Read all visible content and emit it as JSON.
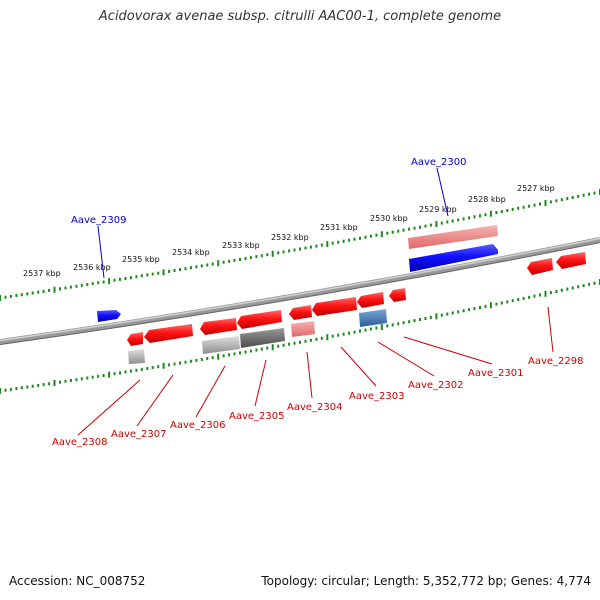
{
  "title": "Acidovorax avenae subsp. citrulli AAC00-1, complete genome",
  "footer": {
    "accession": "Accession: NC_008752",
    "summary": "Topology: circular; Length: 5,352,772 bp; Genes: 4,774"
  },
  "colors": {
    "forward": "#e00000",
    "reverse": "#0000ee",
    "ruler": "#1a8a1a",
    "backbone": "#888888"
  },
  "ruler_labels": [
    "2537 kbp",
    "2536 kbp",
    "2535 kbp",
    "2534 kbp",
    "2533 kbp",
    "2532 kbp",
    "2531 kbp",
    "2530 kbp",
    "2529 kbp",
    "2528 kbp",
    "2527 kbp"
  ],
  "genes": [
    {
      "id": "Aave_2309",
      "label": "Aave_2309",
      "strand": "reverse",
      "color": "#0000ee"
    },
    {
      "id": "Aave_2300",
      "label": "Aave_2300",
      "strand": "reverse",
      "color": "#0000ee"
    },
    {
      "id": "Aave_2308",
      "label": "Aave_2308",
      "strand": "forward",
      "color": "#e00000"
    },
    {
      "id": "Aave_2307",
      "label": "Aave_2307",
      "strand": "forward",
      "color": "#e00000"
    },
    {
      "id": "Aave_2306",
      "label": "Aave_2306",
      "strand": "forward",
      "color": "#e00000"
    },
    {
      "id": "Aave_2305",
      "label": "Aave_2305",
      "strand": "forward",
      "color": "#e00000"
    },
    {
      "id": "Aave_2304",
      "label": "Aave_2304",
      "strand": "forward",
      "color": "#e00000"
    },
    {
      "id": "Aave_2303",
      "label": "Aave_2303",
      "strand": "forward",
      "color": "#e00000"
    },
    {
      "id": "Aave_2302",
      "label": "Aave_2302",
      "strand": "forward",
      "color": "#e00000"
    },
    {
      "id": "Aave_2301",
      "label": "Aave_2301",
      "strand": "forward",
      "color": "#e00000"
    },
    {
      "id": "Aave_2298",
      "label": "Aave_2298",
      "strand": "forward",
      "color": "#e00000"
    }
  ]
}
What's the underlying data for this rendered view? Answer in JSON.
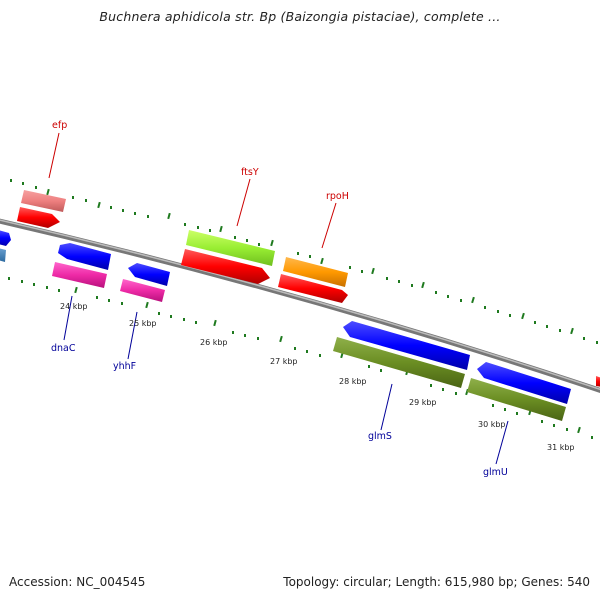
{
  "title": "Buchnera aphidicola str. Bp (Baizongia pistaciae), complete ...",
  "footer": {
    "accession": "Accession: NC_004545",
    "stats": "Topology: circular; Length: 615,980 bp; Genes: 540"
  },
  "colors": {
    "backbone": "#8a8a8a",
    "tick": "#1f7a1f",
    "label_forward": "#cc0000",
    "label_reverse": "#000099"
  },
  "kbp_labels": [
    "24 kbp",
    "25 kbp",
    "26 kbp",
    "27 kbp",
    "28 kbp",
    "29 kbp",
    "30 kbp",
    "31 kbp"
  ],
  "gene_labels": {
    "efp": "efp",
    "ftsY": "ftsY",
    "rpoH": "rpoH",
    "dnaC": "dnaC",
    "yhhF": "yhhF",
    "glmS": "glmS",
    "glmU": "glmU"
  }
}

###

Exercise goal:
Would you show every line in the data above that contains the string "Topology"?

Solution to this exercise:
    "summary": "Topology: circular; Length: 5,352,772 bp; Genes: 4,774"
    "stats": "Topology: circular; Length: 615,980 bp; Genes: 540"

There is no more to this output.